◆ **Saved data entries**
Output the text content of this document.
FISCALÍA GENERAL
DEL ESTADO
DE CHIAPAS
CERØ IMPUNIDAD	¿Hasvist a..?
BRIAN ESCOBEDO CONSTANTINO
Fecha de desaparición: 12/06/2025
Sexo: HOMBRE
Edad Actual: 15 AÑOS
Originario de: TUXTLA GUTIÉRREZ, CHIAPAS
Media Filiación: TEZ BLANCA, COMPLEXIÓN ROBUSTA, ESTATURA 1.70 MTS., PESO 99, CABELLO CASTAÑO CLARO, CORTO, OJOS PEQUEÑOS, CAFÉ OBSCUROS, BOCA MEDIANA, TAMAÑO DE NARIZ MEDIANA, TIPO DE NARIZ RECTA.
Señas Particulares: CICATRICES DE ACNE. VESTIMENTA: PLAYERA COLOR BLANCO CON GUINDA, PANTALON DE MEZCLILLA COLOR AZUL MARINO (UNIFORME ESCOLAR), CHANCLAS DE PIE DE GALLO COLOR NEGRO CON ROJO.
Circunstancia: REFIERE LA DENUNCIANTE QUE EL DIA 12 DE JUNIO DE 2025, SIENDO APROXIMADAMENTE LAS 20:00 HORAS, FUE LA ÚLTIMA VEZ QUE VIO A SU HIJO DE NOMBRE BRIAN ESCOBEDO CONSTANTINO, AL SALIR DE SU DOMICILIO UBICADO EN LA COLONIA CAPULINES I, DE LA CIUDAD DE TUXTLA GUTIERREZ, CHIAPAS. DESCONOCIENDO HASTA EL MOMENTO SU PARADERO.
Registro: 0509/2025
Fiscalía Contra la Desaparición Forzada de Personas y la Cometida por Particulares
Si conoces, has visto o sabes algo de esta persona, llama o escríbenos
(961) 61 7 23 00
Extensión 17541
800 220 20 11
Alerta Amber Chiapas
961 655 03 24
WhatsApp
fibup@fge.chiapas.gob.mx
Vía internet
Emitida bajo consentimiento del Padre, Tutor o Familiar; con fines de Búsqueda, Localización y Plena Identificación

◆ **WRITTEN PROBLEM**
Work out how many lines of the data above hold the word "ESCOBEDO", and write only the count.

◆ **FULL RESPONSE**
2